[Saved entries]
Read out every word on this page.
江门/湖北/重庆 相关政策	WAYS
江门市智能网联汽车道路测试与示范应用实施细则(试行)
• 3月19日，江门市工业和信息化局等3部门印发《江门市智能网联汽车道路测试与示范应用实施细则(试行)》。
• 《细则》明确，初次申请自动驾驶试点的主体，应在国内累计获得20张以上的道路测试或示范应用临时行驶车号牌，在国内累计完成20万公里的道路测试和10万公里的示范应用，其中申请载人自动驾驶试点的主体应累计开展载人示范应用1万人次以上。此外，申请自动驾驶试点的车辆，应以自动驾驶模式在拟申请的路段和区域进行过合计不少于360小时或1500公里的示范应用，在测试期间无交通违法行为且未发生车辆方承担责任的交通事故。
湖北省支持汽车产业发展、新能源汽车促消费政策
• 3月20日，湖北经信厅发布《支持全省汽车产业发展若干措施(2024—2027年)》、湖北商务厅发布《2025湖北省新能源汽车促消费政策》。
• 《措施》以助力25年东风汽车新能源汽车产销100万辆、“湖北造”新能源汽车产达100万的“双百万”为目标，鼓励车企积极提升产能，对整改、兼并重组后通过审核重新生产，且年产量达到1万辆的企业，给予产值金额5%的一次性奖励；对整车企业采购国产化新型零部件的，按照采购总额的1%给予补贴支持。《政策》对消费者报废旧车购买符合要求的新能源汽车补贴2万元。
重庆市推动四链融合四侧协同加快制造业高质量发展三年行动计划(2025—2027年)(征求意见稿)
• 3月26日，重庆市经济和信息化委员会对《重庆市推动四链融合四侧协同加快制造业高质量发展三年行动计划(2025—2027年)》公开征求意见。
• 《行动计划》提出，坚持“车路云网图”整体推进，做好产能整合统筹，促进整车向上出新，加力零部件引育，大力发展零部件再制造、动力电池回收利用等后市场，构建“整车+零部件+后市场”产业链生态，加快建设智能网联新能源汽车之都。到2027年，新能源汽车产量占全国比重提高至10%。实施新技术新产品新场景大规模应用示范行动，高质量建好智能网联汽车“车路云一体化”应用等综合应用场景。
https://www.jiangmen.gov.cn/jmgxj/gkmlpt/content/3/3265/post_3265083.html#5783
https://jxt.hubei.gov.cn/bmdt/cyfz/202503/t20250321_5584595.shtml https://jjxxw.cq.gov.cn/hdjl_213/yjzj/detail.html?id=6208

> _AIM_:
Repeat every line of the material exactly as given.

> _ANSWER FOR THE TASK_:
Read out every word on this page.
江门/湖北/重庆 相关政策	WAYS
江门市智能网联汽车道路测试与示范应用实施细则(试行)
• 3月19日，江门市工业和信息化局等3部门印发《江门市智能网联汽车道路测试与示范应用实施细则(试行)》。
• 《细则》明确，初次申请自动驾驶试点的主体，应在国内累计获得20张以上的道路测试或示范应用临时行驶车号牌，在国内累计完成20万公里的道路测试和10万公里的示范应用，其中申请载人自动驾驶试点的主体应累计开展载人示范应用1万人次以上。此外，申请自动驾驶试点的车辆，应以自动驾驶模式在拟申请的路段和区域进行过合计不少于360小时或1500公里的示范应用，在测试期间无交通违法行为且未发生车辆方承担责任的交通事故。
湖北省支持汽车产业发展、新能源汽车促消费政策
• 3月20日，湖北经信厅发布《支持全省汽车产业发展若干措施(2024—2027年)》、湖北商务厅发布《2025湖北省新能源汽车促消费政策》。
• 《措施》以助力25年东风汽车新能源汽车产销100万辆、“湖北造”新能源汽车产达100万的“双百万”为目标，鼓励车企积极提升产能，对整改、兼并重组后通过审核重新生产，且年产量达到1万辆的企业，给予产值金额5%的一次性奖励；对整车企业采购国产化新型零部件的，按照采购总额的1%给予补贴支持。《政策》对消费者报废旧车购买符合要求的新能源汽车补贴2万元。
重庆市推动四链融合四侧协同加快制造业高质量发展三年行动计划(2025—2027年)(征求意见稿)
• 3月26日，重庆市经济和信息化委员会对《重庆市推动四链融合四侧协同加快制造业高质量发展三年行动计划(2025—2027年)》公开征求意见。
• 《行动计划》提出，坚持“车路云网图”整体推进，做好产能整合统筹，促进整车向上出新，加力零部件引育，大力发展零部件再制造、动力电池回收利用等后市场，构建“整车+零部件+后市场”产业链生态，加快建设智能网联新能源汽车之都。到2027年，新能源汽车产量占全国比重提高至10%。实施新技术新产品新场景大规模应用示范行动，高质量建好智能网联汽车“车路云一体化”应用等综合应用场景。
https://www.jiangmen.gov.cn/jmgxj/gkmlpt/content/3/3265/post_3265083.html#5783
https://jxt.hubei.gov.cn/bmdt/cyfz/202503/t20250321_5584595.shtml https://jjxxw.cq.gov.cn/hdjl_213/yjzj/detail.html?id=6208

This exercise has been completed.